# [Required task]
From the records below, extract all the text exactly and leave the images behind.

# [Material provided]
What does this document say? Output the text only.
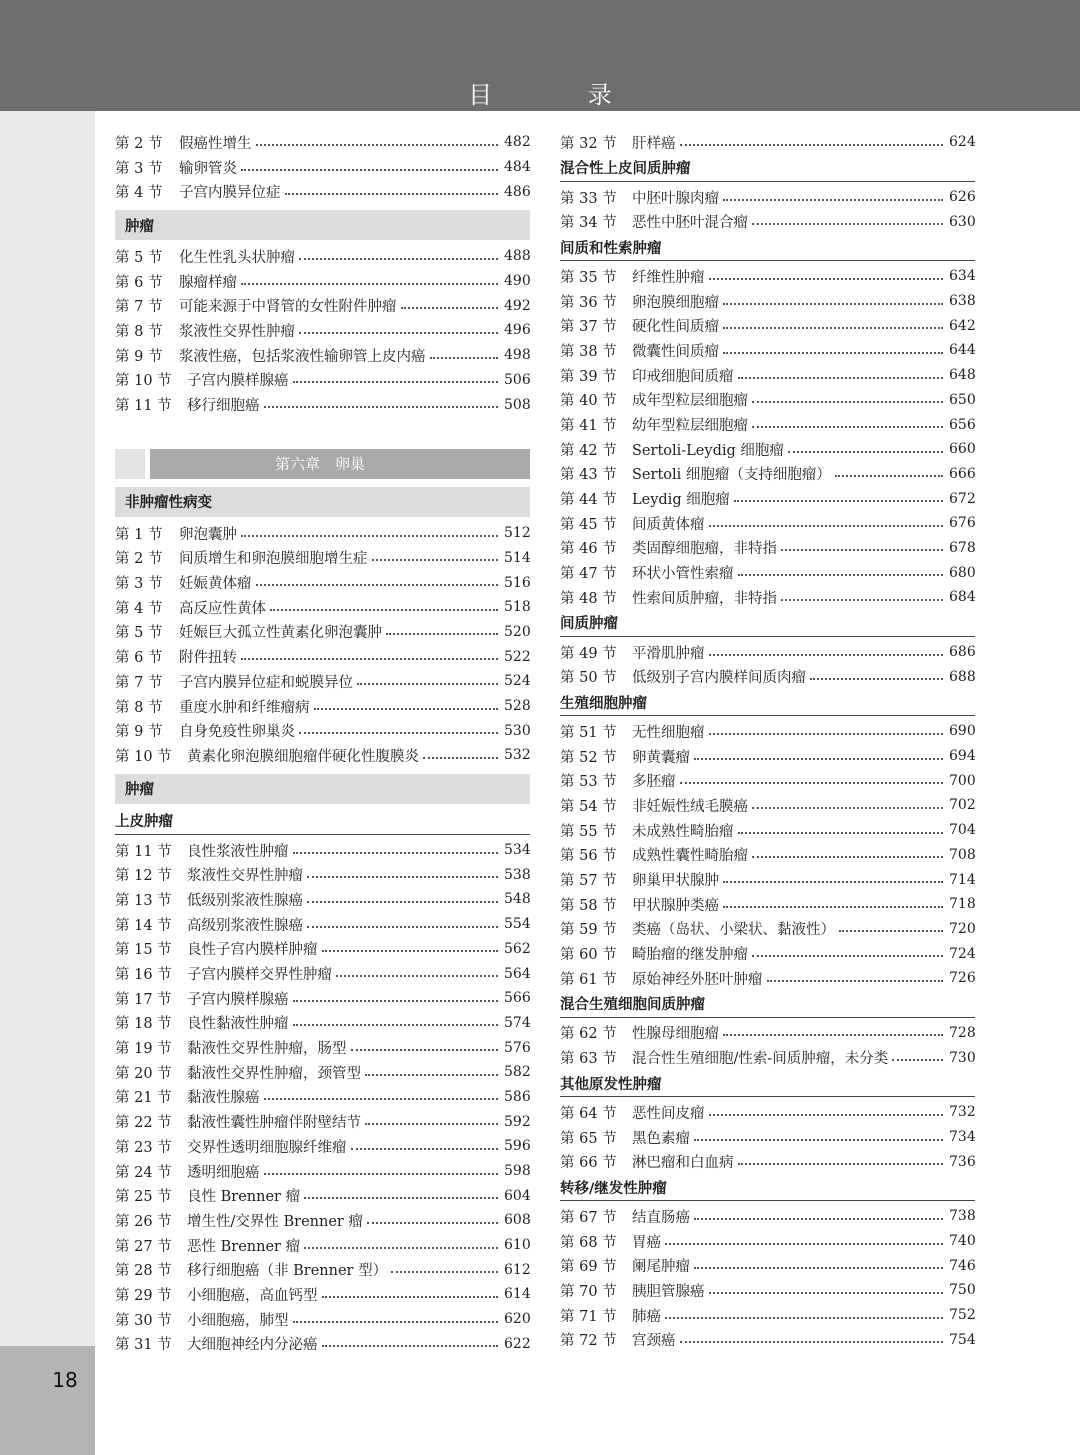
目 录
18
第 2 节	假癌性增生	482
第 3 节	输卵管炎	484
第 4 节	子宫内膜异位症	486
肿瘤
第 5 节	化生性乳头状肿瘤	488
第 6 节	腺瘤样瘤	490
第 7 节	可能来源于中肾管的女性附件肿瘤	492
第 8 节	浆液性交界性肿瘤	496
第 9 节	浆液性癌，包括浆液性输卵管上皮内癌	498
第 10 节	子宫内膜样腺癌	506
第 11 节	移行细胞癌	508
第六章　卵巢
非肿瘤性病变
第 1 节	卵泡囊肿	512
第 2 节	间质增生和卵泡膜细胞增生症	514
第 3 节	妊娠黄体瘤	516
第 4 节	高反应性黄体	518
第 5 节	妊娠巨大孤立性黄素化卵泡囊肿	520
第 6 节	附件扭转	522
第 7 节	子宫内膜异位症和蜕膜异位	524
第 8 节	重度水肿和纤维瘤病	528
第 9 节	自身免疫性卵巢炎	530
第 10 节	黄素化卵泡膜细胞瘤伴硬化性腹膜炎	532
肿瘤
上皮肿瘤
第 11 节	良性浆液性肿瘤	534
第 12 节	浆液性交界性肿瘤	538
第 13 节	低级别浆液性腺癌	548
第 14 节	高级别浆液性腺癌	554
第 15 节	良性子宫内膜样肿瘤	562
第 16 节	子宫内膜样交界性肿瘤	564
第 17 节	子宫内膜样腺癌	566
第 18 节	良性黏液性肿瘤	574
第 19 节	黏液性交界性肿瘤，肠型	576
第 20 节	黏液性交界性肿瘤，颈管型	582
第 21 节	黏液性腺癌	586
第 22 节	黏液性囊性肿瘤伴附壁结节	592
第 23 节	交界性透明细胞腺纤维瘤	596
第 24 节	透明细胞癌	598
第 25 节	良性 Brenner 瘤	604
第 26 节	增生性/交界性 Brenner 瘤	608
第 27 节	恶性 Brenner 瘤	610
第 28 节	移行细胞癌（非 Brenner 型）	612
第 29 节	小细胞癌，高血钙型	614
第 30 节	小细胞癌，肺型	620
第 31 节	大细胞神经内分泌癌	622
第 32 节	肝样癌	624
混合性上皮间质肿瘤
第 33 节	中胚叶腺肉瘤	626
第 34 节	恶性中胚叶混合瘤	630
间质和性索肿瘤
第 35 节	纤维性肿瘤	634
第 36 节	卵泡膜细胞瘤	638
第 37 节	硬化性间质瘤	642
第 38 节	微囊性间质瘤	644
第 39 节	印戒细胞间质瘤	648
第 40 节	成年型粒层细胞瘤	650
第 41 节	幼年型粒层细胞瘤	656
第 42 节	Sertoli-Leydig 细胞瘤	660
第 43 节	Sertoli 细胞瘤（支持细胞瘤）	666
第 44 节	Leydig 细胞瘤	672
第 45 节	间质黄体瘤	676
第 46 节	类固醇细胞瘤，非特指	678
第 47 节	环状小管性索瘤	680
第 48 节	性索间质肿瘤，非特指	684
间质肿瘤
第 49 节	平滑肌肿瘤	686
第 50 节	低级别子宫内膜样间质肉瘤	688
生殖细胞肿瘤
第 51 节	无性细胞瘤	690
第 52 节	卵黄囊瘤	694
第 53 节	多胚瘤	700
第 54 节	非妊娠性绒毛膜癌	702
第 55 节	未成熟性畸胎瘤	704
第 56 节	成熟性囊性畸胎瘤	708
第 57 节	卵巢甲状腺肿	714
第 58 节	甲状腺肿类癌	718
第 59 节	类癌（岛状、小梁状、黏液性）	720
第 60 节	畸胎瘤的继发肿瘤	724
第 61 节	原始神经外胚叶肿瘤	726
混合生殖细胞间质肿瘤
第 62 节	性腺母细胞瘤	728
第 63 节	混合性生殖细胞/性索-间质肿瘤，未分类	730
其他原发性肿瘤
第 64 节	恶性间皮瘤	732
第 65 节	黑色素瘤	734
第 66 节	淋巴瘤和白血病	736
转移/继发性肿瘤
第 67 节	结直肠癌	738
第 68 节	胃癌	740
第 69 节	阑尾肿瘤	746
第 70 节	胰胆管腺癌	750
第 71 节	肺癌	752
第 72 节	宫颈癌	754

# [Finished task]
What does this document say? Output the text only.
目 录
18
第 2 节	假癌性增生	482
第 3 节	输卵管炎	484
第 4 节	子宫内膜异位症	486
肿瘤
第 5 节	化生性乳头状肿瘤	488
第 6 节	腺瘤样瘤	490
第 7 节	可能来源于中肾管的女性附件肿瘤	492
第 8 节	浆液性交界性肿瘤	496
第 9 节	浆液性癌，包括浆液性输卵管上皮内癌	498
第 10 节	子宫内膜样腺癌	506
第 11 节	移行细胞癌	508
第六章　卵巢
非肿瘤性病变
第 1 节	卵泡囊肿	512
第 2 节	间质增生和卵泡膜细胞增生症	514
第 3 节	妊娠黄体瘤	516
第 4 节	高反应性黄体	518
第 5 节	妊娠巨大孤立性黄素化卵泡囊肿	520
第 6 节	附件扭转	522
第 7 节	子宫内膜异位症和蜕膜异位	524
第 8 节	重度水肿和纤维瘤病	528
第 9 节	自身免疫性卵巢炎	530
第 10 节	黄素化卵泡膜细胞瘤伴硬化性腹膜炎	532
肿瘤
上皮肿瘤
第 11 节	良性浆液性肿瘤	534
第 12 节	浆液性交界性肿瘤	538
第 13 节	低级别浆液性腺癌	548
第 14 节	高级别浆液性腺癌	554
第 15 节	良性子宫内膜样肿瘤	562
第 16 节	子宫内膜样交界性肿瘤	564
第 17 节	子宫内膜样腺癌	566
第 18 节	良性黏液性肿瘤	574
第 19 节	黏液性交界性肿瘤，肠型	576
第 20 节	黏液性交界性肿瘤，颈管型	582
第 21 节	黏液性腺癌	586
第 22 节	黏液性囊性肿瘤伴附壁结节	592
第 23 节	交界性透明细胞腺纤维瘤	596
第 24 节	透明细胞癌	598
第 25 节	良性 Brenner 瘤	604
第 26 节	增生性/交界性 Brenner 瘤	608
第 27 节	恶性 Brenner 瘤	610
第 28 节	移行细胞癌（非 Brenner 型）	612
第 29 节	小细胞癌，高血钙型	614
第 30 节	小细胞癌，肺型	620
第 31 节	大细胞神经内分泌癌	622
第 32 节	肝样癌	624
混合性上皮间质肿瘤
第 33 节	中胚叶腺肉瘤	626
第 34 节	恶性中胚叶混合瘤	630
间质和性索肿瘤
第 35 节	纤维性肿瘤	634
第 36 节	卵泡膜细胞瘤	638
第 37 节	硬化性间质瘤	642
第 38 节	微囊性间质瘤	644
第 39 节	印戒细胞间质瘤	648
第 40 节	成年型粒层细胞瘤	650
第 41 节	幼年型粒层细胞瘤	656
第 42 节	Sertoli-Leydig 细胞瘤	660
第 43 节	Sertoli 细胞瘤（支持细胞瘤）	666
第 44 节	Leydig 细胞瘤	672
第 45 节	间质黄体瘤	676
第 46 节	类固醇细胞瘤，非特指	678
第 47 节	环状小管性索瘤	680
第 48 节	性索间质肿瘤，非特指	684
间质肿瘤
第 49 节	平滑肌肿瘤	686
第 50 节	低级别子宫内膜样间质肉瘤	688
生殖细胞肿瘤
第 51 节	无性细胞瘤	690
第 52 节	卵黄囊瘤	694
第 53 节	多胚瘤	700
第 54 节	非妊娠性绒毛膜癌	702
第 55 节	未成熟性畸胎瘤	704
第 56 节	成熟性囊性畸胎瘤	708
第 57 节	卵巢甲状腺肿	714
第 58 节	甲状腺肿类癌	718
第 59 节	类癌（岛状、小梁状、黏液性）	720
第 60 节	畸胎瘤的继发肿瘤	724
第 61 节	原始神经外胚叶肿瘤	726
混合生殖细胞间质肿瘤
第 62 节	性腺母细胞瘤	728
第 63 节	混合性生殖细胞/性索-间质肿瘤，未分类	730
其他原发性肿瘤
第 64 节	恶性间皮瘤	732
第 65 节	黑色素瘤	734
第 66 节	淋巴瘤和白血病	736
转移/继发性肿瘤
第 67 节	结直肠癌	738
第 68 节	胃癌	740
第 69 节	阑尾肿瘤	746
第 70 节	胰胆管腺癌	750
第 71 节	肺癌	752
第 72 节	宫颈癌	754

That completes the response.